Task to carry out ->
Answer these questions about the blog post below:
1. For how long had the writer been failing to write a blog post?
2. How many bulbs were lit on the outdoor court during the evening game?
3. What does the writer say she is usually the only one wearing when playing with the girls?

Text to read ->
□ □ □ □ □ □ □

Season’s greetings from China!
I’m finally writing another blog post – something I’ve been failing to do for the last two months – because I’m riding high on a wave of delight at the moment. I’ve rediscovered something that I hadn’t expected to lose, and it’s a pretty grand sensation.
I have just returned from an evening of badminton with a student. We played in the almost-dark, with a single bulb lit in the massive outdoor multi-purpose court, surrounded by marching, chanting PE students and their shouting instructor, while the class buildings around us poured out-of-sync recordings of the school anthem from every open window. And we played some serious badminton, too. There’s nothing new or unusual about this – I frequently play badminton with students, often in the gloom and always in the midst of moderate to severe chaos. I have also upgraded my typical American just-a-bit-better-than-Memorial-Day-barbecue badminton skills to hey-that-foreign-girl-is-decent-enough-that-we’re-all-gonna-watch badminton skills. None of that was especially exciting.
The exciting bit? I played with a girl.
Now, I’ve played with tons of girls before. It has always been a blast, but it’s always been more of a social experience. Yes, these gals are firmly a grade above American picnic badminton, and they are way better than I was upon arrival, but it isn’t sporting the way I was rather expecting. I am usually the only one wearing pants and tennis shoes. Skater skirts do not promote serious exercise. All of this is fine, and I love playing with them, but…
“Take care!”

□ □ □ □ □ □ □

Dataset extract ->
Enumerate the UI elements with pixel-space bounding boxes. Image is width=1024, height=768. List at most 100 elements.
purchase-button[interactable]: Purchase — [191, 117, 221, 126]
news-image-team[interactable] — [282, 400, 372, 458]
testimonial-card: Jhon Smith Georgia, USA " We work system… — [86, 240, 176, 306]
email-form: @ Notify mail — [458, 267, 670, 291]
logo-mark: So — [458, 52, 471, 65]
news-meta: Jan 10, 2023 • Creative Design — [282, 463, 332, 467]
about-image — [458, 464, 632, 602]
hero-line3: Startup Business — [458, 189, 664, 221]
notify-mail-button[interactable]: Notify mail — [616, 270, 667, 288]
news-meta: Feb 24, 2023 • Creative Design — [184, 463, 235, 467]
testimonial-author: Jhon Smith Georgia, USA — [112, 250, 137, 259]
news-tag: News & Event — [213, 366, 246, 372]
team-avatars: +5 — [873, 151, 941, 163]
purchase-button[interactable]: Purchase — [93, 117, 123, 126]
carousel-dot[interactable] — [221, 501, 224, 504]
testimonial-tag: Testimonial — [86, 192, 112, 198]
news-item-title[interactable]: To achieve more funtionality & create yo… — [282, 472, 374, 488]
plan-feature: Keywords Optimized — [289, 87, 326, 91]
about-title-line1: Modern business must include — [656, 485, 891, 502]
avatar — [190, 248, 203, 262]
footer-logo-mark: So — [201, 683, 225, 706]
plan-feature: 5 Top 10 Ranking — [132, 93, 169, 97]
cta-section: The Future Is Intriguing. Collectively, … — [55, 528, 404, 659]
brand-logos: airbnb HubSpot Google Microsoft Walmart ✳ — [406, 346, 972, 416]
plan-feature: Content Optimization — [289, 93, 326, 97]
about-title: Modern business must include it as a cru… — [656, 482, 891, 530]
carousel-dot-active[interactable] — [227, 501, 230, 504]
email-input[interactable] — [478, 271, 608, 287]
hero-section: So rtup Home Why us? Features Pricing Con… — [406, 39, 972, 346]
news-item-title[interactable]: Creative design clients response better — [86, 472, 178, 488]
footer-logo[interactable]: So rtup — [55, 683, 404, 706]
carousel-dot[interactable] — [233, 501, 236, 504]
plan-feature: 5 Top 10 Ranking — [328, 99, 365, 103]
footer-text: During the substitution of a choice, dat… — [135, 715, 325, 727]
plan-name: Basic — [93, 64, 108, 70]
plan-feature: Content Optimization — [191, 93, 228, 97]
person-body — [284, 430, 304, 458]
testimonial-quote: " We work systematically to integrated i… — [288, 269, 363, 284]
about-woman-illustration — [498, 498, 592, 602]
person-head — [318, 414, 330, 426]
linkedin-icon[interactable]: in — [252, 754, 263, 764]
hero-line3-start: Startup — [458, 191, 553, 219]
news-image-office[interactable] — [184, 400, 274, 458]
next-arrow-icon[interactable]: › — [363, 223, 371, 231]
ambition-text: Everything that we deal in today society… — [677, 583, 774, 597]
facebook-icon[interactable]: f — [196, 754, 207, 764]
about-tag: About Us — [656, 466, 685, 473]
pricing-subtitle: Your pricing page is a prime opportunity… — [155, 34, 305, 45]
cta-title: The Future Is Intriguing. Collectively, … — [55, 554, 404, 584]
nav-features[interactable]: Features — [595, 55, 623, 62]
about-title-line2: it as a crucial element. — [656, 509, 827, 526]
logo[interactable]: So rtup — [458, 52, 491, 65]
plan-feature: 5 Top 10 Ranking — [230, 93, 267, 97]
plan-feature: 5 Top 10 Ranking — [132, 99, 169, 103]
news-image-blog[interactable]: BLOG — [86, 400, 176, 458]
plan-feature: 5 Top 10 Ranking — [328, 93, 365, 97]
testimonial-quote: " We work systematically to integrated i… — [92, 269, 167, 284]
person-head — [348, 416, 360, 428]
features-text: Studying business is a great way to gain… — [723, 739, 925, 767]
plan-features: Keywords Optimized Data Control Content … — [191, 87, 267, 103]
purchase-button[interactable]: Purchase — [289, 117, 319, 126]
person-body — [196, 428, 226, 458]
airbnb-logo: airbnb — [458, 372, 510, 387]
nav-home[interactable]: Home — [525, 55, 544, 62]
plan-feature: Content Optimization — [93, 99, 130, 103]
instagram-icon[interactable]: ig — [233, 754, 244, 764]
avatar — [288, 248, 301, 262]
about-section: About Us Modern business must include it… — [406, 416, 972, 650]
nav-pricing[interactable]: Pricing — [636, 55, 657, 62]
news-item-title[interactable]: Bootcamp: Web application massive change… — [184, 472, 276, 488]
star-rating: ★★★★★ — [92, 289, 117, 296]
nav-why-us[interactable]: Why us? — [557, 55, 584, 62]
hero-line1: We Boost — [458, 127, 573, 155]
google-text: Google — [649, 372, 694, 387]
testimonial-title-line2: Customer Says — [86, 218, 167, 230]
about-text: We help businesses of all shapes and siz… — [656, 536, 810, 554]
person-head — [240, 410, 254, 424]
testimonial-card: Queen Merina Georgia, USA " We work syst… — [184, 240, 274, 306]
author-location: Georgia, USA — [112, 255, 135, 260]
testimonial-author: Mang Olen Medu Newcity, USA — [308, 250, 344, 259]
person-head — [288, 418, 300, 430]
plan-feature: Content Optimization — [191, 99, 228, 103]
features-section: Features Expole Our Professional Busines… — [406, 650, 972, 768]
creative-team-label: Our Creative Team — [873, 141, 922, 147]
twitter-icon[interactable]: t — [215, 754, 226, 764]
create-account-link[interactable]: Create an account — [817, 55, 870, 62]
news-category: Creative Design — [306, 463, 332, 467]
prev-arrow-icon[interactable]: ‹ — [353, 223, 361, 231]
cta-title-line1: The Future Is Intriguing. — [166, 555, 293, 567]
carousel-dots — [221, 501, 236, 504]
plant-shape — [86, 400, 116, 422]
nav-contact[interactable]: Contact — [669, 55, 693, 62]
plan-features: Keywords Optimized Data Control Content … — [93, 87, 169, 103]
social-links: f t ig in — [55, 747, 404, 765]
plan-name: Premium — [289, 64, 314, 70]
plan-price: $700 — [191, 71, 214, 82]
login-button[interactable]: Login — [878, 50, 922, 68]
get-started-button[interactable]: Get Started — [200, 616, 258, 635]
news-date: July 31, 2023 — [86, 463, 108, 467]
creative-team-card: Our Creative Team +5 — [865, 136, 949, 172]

□ □ □ □ □ □ □

Solution for this task ->
1. The last two months.
2. A single bulb.
3. Pants and tennis shoes.